WHAT THE EXERCISE ASKS
Show only lines that include "title".

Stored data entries
──────────────────────────────

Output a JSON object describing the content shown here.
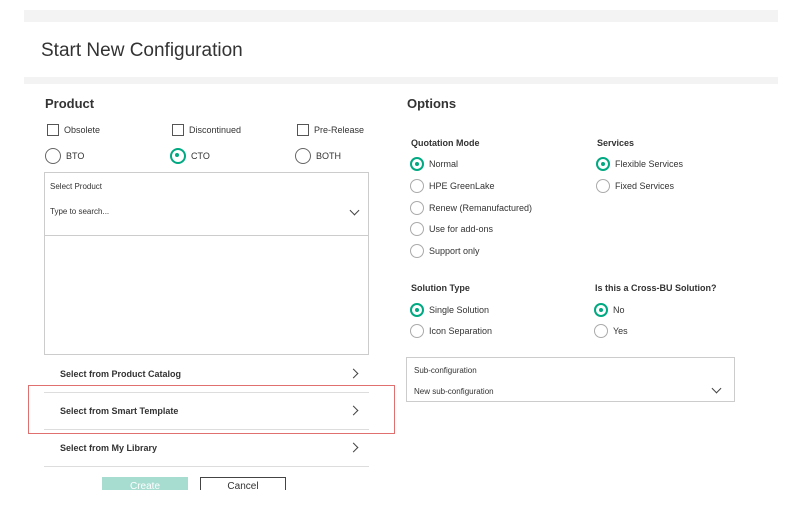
{
  "header": {
    "title": "Start New Configuration"
  },
  "product": {
    "title": "Product",
    "checkboxes": [
      {
        "label": "Obsolete",
        "checked": false
      },
      {
        "label": "Discontinued",
        "checked": false
      },
      {
        "label": "Pre-Release",
        "checked": false
      }
    ],
    "build_types": [
      {
        "label": "BTO",
        "selected": false
      },
      {
        "label": "CTO",
        "selected": true
      },
      {
        "label": "BOTH",
        "selected": false
      }
    ],
    "select_product": {
      "label": "Select Product",
      "placeholder": "Type to search..."
    },
    "links": [
      {
        "label": "Select from Product Catalog"
      },
      {
        "label": "Select from Smart Template"
      },
      {
        "label": "Select from My Library"
      }
    ],
    "buttons": {
      "create": "Create",
      "cancel": "Cancel"
    }
  },
  "options": {
    "title": "Options",
    "quotation_mode": {
      "title": "Quotation Mode",
      "items": [
        {
          "label": "Normal",
          "selected": true
        },
        {
          "label": "HPE GreenLake",
          "selected": false
        },
        {
          "label": "Renew (Remanufactured)",
          "selected": false
        },
        {
          "label": "Use for add-ons",
          "selected": false
        },
        {
          "label": "Support only",
          "selected": false
        }
      ]
    },
    "services": {
      "title": "Services",
      "items": [
        {
          "label": "Flexible Services",
          "selected": true
        },
        {
          "label": "Fixed Services",
          "selected": false
        }
      ]
    },
    "solution_type": {
      "title": "Solution Type",
      "items": [
        {
          "label": "Single Solution",
          "selected": true
        },
        {
          "label": "Icon Separation",
          "selected": false
        }
      ]
    },
    "cross_bu": {
      "title": "Is this a Cross-BU Solution?",
      "items": [
        {
          "label": "No",
          "selected": true
        },
        {
          "label": "Yes",
          "selected": false
        }
      ]
    },
    "sub_configuration": {
      "label": "Sub-configuration",
      "value": "New sub-configuration"
    }
  },
  "colors": {
    "accent": "#01a982",
    "highlight": "#e07070",
    "create_disabled": "#a7ddd0"
  }
}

──────────────────────────────

ANSWER TO THIS PROBLEM
    "title": "Start New Configuration"
    "title": "Product",
    "title": "Options",
      "title": "Quotation Mode",
      "title": "Services",
      "title": "Solution Type",
      "title": "Is this a Cross-BU Solution?",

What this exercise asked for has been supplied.